### MATERIAL TO PROCESS

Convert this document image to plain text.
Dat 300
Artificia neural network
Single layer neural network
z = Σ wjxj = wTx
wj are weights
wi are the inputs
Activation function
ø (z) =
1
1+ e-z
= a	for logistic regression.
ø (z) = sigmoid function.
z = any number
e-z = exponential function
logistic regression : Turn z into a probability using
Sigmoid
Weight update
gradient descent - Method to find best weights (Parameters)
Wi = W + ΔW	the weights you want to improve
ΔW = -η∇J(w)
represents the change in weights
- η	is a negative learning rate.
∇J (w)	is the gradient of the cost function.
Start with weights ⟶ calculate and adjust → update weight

### PROBLEM STATEMENT
Your task is to pick out every line with the string "neural" and copy it.

### EXERCISE RESULT
Artificia neural network
Single layer neural network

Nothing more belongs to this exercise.